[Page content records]
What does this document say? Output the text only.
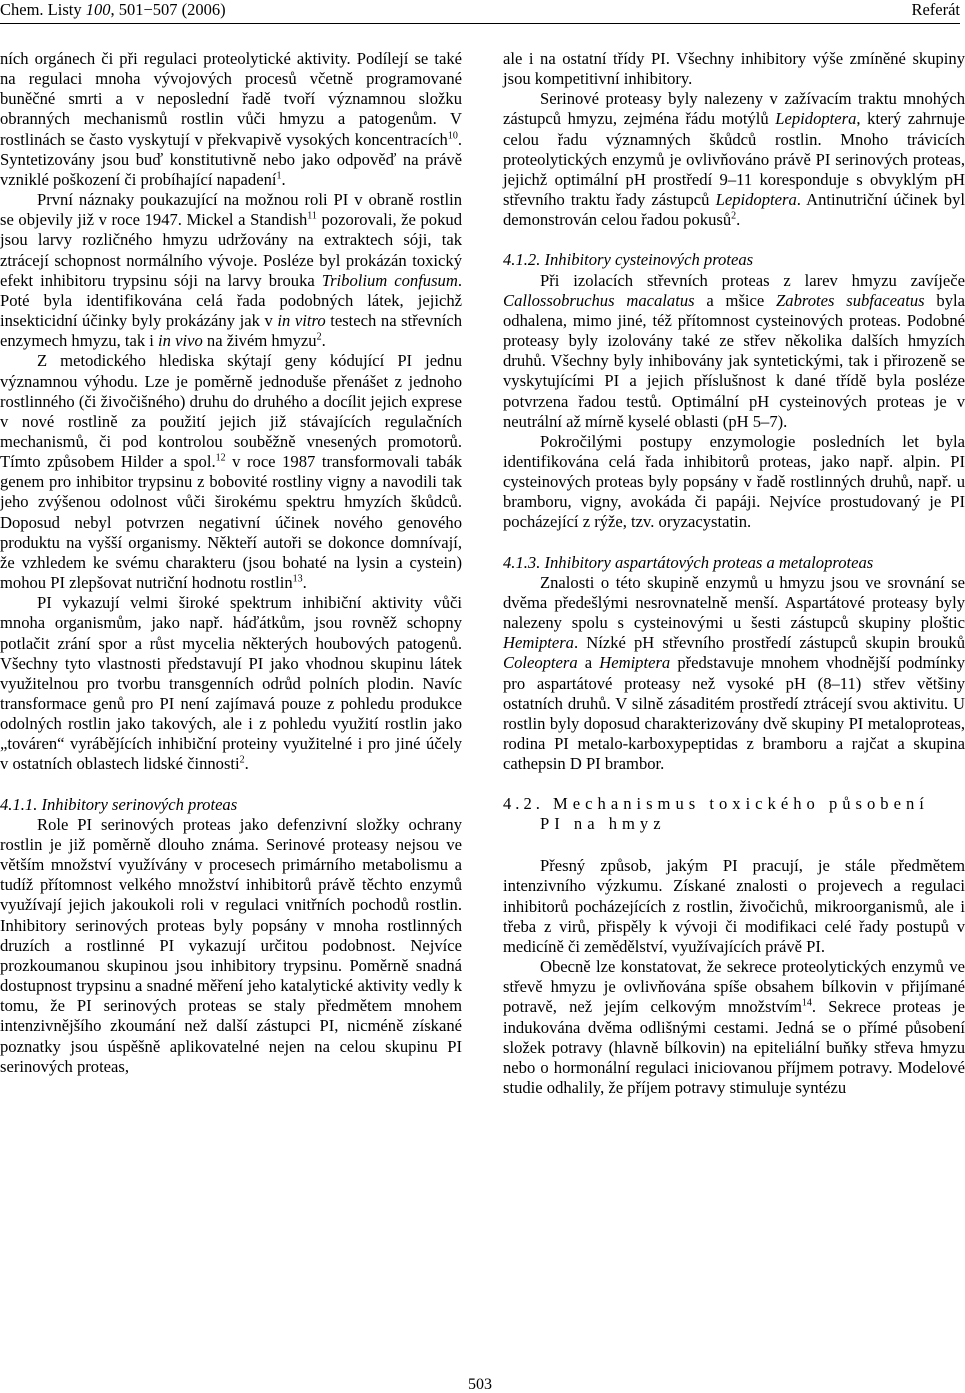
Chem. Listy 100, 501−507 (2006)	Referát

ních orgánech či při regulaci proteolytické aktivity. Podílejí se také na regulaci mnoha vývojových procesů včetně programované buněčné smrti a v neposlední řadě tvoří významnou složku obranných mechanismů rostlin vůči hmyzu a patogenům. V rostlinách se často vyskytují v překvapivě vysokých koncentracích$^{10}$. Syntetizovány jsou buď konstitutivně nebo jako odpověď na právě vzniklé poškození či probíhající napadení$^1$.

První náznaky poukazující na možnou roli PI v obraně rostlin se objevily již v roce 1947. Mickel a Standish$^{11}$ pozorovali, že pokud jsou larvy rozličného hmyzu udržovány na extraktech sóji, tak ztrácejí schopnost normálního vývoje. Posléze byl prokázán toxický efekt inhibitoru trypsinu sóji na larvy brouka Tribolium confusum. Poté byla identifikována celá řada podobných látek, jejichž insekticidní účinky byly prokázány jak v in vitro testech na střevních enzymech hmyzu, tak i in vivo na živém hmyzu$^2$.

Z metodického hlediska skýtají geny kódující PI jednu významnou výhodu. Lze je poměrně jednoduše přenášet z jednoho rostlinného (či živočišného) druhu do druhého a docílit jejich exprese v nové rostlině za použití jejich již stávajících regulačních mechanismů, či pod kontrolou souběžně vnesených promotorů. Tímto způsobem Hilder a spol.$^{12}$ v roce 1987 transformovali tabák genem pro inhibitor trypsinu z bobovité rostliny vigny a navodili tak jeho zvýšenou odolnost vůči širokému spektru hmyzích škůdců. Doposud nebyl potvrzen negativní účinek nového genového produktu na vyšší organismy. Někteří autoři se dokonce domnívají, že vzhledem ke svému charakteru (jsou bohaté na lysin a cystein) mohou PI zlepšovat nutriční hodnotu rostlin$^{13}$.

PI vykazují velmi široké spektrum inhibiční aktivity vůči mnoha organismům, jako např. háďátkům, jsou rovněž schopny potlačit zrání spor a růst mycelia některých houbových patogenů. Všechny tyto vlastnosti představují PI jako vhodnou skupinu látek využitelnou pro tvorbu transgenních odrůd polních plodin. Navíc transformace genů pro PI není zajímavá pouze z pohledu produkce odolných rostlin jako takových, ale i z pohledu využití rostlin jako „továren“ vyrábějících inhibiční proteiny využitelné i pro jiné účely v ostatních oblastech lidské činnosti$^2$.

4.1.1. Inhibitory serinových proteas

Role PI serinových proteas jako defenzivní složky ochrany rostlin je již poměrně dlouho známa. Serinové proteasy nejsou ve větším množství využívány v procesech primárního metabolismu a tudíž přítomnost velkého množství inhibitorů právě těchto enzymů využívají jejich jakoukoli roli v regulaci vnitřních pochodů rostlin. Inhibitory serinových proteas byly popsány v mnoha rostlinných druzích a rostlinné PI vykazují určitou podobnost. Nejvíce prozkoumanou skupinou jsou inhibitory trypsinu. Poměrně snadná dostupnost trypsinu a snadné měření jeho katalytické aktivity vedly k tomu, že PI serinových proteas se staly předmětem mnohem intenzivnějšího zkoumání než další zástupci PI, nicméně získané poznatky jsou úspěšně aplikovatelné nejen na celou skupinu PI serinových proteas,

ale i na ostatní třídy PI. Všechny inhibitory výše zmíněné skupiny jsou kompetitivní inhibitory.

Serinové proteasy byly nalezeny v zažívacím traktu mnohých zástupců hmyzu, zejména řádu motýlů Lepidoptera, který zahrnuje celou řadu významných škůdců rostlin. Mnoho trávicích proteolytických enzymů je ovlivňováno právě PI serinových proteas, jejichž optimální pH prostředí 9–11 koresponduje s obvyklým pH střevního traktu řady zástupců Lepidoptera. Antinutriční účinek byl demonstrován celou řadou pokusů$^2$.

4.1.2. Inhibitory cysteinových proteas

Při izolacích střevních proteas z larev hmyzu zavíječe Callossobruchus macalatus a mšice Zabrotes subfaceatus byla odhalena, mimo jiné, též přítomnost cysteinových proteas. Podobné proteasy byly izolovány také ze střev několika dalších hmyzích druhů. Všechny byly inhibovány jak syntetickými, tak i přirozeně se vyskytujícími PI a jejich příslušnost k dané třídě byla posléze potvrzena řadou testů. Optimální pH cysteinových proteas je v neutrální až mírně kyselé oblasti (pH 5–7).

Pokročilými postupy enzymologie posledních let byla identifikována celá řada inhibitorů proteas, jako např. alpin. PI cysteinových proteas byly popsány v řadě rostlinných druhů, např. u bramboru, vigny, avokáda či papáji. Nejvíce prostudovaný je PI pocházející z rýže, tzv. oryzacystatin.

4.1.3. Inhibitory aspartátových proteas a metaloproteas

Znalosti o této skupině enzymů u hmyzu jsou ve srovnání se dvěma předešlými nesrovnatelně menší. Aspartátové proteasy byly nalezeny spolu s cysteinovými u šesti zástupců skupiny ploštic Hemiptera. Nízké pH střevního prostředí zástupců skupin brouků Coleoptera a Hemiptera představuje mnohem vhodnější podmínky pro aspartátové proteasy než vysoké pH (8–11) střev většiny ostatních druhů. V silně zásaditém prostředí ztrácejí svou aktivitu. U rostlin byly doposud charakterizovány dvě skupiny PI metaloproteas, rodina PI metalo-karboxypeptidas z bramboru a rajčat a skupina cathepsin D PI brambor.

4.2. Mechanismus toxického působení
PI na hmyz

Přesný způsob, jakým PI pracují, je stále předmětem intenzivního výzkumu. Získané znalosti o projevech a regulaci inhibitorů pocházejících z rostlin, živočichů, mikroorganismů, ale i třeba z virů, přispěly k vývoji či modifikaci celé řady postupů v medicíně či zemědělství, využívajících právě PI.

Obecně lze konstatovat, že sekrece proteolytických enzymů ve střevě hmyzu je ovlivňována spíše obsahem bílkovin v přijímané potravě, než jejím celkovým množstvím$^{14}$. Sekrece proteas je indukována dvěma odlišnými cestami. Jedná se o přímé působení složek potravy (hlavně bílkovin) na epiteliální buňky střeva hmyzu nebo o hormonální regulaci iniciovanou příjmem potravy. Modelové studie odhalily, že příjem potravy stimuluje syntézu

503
* * *
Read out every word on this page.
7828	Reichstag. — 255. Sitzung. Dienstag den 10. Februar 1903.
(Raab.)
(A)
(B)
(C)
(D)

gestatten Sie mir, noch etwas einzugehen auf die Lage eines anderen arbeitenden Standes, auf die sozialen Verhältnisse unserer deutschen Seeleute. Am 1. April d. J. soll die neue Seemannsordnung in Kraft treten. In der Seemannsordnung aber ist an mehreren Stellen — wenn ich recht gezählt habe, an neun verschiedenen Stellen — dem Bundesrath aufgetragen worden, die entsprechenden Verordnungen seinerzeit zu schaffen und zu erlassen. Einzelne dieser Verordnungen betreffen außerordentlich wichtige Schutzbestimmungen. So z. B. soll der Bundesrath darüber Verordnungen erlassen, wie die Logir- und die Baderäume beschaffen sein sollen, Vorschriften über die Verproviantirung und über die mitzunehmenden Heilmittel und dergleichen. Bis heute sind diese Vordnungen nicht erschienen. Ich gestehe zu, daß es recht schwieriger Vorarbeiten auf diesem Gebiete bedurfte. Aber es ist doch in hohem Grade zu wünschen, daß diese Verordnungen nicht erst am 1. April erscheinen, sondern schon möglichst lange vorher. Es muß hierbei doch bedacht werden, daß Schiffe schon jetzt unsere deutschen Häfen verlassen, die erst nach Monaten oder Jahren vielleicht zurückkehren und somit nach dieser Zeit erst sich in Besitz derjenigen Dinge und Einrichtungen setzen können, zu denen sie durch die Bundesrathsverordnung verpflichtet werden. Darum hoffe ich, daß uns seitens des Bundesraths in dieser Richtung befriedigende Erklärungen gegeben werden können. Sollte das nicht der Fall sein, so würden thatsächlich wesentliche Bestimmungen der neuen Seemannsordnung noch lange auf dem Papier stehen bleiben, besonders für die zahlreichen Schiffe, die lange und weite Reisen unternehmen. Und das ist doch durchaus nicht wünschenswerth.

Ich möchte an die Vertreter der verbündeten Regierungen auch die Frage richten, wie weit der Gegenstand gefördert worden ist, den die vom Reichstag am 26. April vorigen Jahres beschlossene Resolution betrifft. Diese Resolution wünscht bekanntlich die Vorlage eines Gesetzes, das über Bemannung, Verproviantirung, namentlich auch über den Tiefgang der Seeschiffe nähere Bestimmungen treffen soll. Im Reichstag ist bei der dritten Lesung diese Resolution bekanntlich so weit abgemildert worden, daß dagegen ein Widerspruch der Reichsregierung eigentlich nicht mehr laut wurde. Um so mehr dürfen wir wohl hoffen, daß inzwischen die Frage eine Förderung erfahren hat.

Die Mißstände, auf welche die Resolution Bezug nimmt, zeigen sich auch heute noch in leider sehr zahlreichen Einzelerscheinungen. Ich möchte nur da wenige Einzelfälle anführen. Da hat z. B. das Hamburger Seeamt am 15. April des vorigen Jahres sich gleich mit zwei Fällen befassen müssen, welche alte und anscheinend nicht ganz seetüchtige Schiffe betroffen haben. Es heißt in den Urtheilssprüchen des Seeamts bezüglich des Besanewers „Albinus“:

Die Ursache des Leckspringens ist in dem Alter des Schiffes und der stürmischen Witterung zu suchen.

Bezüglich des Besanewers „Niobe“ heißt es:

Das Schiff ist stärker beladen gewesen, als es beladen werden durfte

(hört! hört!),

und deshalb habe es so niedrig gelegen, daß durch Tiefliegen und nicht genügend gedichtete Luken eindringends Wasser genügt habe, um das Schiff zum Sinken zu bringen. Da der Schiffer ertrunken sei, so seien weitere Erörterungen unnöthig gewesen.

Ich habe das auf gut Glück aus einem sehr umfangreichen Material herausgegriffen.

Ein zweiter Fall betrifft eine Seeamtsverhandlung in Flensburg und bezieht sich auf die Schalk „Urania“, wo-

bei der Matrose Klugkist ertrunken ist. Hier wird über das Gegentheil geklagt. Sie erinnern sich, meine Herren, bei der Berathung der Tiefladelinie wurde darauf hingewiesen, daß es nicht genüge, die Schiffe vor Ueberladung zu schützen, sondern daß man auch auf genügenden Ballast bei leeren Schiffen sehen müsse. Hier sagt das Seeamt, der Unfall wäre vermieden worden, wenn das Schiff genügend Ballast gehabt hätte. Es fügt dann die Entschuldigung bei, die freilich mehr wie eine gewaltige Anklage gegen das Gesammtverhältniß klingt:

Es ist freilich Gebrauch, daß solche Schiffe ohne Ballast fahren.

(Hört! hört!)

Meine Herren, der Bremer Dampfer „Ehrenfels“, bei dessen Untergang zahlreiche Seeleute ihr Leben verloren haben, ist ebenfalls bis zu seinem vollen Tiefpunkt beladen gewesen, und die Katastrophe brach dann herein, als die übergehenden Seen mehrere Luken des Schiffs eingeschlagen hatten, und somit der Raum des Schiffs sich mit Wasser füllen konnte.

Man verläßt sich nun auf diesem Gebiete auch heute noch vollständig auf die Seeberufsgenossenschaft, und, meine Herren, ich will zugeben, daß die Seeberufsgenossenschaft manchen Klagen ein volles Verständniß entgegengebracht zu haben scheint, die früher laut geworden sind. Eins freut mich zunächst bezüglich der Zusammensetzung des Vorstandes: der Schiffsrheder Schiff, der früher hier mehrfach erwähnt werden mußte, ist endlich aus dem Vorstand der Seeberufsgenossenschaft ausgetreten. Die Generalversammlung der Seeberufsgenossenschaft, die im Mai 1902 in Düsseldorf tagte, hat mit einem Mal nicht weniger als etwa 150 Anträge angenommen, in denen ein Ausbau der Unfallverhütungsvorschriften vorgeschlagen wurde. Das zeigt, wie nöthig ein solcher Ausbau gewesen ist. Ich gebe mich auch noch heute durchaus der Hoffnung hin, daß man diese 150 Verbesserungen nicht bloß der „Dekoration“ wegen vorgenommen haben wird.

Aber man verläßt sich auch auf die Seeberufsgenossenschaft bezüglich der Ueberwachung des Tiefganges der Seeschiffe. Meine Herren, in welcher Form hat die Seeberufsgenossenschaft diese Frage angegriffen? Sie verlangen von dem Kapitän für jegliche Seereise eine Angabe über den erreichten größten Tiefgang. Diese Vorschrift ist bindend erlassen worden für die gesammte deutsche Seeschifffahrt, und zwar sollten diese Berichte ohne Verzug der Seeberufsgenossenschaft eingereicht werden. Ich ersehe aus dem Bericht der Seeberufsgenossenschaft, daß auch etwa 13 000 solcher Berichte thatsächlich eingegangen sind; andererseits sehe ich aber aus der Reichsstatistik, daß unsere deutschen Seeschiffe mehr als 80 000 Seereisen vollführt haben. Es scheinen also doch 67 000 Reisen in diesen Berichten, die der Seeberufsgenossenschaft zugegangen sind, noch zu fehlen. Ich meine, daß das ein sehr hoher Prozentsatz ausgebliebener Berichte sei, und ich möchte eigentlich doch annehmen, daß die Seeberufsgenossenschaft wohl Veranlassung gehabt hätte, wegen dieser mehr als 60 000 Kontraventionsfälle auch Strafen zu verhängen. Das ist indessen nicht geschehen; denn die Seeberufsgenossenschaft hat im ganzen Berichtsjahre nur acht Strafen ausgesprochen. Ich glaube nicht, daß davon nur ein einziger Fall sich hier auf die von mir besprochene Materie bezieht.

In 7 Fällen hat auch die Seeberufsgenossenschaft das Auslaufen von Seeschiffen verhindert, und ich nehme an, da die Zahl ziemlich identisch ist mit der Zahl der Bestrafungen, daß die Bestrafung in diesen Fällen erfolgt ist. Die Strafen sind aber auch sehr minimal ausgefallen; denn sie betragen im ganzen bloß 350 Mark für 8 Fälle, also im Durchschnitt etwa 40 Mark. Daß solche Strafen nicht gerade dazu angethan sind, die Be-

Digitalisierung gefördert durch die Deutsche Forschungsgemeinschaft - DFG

**Exercise prompt**
Among the entries above, how many lines hold the string "ertrunken"? Give the number by itself.

**Finished task**
2